# WHAT THE TASK REQUIRES
Gather all lines in the entries below that include the word "this".

** BEGIN INFORMATION GIVEN **

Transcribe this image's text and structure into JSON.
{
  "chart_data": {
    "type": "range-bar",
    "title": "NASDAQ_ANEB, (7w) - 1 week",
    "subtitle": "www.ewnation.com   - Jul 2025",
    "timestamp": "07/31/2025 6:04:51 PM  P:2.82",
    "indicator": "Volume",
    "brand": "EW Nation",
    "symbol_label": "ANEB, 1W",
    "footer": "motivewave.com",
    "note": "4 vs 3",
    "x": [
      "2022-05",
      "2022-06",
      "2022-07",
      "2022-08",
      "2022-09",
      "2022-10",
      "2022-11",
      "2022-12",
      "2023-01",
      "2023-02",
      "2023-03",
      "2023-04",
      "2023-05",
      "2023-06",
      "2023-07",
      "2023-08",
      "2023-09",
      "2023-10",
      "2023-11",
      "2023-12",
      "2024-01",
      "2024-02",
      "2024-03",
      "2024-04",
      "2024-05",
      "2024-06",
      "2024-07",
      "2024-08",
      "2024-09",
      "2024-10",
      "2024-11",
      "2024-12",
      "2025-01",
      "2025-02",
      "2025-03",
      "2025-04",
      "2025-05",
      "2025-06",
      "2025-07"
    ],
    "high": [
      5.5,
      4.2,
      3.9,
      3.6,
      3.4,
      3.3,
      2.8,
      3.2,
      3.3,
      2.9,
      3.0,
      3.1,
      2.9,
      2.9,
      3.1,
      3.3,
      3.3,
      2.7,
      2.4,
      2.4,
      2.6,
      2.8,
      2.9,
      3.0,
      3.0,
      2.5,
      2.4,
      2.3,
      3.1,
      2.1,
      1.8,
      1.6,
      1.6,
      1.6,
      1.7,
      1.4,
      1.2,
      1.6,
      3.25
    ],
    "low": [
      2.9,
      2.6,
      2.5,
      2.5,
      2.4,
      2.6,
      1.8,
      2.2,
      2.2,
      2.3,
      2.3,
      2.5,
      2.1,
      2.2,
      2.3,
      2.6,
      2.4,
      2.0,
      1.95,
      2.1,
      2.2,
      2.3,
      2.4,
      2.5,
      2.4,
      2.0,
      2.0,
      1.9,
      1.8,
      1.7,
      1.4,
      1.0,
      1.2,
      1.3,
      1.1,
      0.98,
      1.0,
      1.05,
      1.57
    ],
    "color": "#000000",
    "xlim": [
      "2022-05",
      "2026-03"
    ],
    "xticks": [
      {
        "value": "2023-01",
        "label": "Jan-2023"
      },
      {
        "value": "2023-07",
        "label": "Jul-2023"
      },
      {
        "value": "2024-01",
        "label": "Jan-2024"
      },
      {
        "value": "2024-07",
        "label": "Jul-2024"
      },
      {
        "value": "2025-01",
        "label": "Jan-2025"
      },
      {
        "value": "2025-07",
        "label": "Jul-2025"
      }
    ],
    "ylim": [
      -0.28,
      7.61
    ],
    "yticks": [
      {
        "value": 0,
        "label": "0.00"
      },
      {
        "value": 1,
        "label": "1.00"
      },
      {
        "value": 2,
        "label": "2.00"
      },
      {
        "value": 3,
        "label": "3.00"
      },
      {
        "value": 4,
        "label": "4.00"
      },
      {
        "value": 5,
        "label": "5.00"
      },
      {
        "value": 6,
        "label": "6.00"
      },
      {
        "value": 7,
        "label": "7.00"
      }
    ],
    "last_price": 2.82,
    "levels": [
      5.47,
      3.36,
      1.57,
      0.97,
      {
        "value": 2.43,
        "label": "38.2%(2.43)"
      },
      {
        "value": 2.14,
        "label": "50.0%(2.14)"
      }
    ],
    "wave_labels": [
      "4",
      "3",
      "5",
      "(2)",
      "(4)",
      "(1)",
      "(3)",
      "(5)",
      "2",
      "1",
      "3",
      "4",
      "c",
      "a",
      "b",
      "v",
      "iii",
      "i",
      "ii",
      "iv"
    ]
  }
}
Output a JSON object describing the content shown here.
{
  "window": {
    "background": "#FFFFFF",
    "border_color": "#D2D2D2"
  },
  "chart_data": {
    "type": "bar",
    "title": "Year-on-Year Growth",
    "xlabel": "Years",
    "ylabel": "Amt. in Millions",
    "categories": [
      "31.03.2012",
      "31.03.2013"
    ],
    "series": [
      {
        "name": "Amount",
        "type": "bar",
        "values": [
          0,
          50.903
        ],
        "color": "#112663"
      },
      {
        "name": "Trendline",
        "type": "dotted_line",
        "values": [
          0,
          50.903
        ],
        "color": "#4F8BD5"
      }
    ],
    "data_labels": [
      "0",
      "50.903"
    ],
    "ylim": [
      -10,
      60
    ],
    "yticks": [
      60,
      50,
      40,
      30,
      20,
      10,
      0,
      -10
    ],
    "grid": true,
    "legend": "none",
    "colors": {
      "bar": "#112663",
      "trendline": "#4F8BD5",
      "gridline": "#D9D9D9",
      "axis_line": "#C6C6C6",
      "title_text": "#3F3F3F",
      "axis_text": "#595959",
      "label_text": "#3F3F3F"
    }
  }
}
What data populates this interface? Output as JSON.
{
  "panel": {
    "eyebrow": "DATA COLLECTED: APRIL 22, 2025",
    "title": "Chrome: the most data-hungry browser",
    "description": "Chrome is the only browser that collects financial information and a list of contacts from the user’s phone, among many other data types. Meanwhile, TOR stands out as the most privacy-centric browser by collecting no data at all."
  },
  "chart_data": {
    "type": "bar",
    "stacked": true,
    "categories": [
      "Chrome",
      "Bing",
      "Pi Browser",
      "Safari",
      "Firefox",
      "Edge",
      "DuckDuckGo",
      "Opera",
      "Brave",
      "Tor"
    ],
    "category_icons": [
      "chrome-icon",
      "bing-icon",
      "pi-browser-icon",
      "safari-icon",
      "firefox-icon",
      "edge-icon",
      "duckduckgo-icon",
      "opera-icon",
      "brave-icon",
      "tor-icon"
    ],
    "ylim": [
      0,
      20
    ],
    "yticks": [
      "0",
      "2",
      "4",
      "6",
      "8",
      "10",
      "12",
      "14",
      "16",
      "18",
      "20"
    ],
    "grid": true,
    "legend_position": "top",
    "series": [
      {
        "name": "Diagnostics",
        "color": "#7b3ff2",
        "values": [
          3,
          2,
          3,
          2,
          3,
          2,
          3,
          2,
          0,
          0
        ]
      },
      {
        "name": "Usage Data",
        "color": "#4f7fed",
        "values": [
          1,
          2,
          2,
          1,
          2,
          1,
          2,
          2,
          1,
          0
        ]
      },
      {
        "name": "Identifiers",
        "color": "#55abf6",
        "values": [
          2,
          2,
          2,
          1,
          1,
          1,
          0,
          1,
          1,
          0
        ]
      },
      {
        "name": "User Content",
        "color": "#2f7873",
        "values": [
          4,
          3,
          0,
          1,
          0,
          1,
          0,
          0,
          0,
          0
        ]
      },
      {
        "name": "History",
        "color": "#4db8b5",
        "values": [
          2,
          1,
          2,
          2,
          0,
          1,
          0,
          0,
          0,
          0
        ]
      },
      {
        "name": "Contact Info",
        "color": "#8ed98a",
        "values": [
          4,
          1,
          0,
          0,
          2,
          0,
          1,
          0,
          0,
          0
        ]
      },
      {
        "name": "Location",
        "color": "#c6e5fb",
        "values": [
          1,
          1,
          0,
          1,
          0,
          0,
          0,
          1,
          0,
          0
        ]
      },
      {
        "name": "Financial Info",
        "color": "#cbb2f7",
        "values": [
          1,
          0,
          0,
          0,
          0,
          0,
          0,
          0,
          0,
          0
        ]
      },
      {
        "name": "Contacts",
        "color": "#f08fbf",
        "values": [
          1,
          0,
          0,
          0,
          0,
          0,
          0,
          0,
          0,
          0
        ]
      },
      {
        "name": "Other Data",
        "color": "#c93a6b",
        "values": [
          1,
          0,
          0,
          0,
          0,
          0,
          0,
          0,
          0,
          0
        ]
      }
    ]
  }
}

** END INFORMATION GIVEN **

# FINAL ANSWER
Transcribe this image's text and structure into JSON.
What data populates this interface? Output as JSON.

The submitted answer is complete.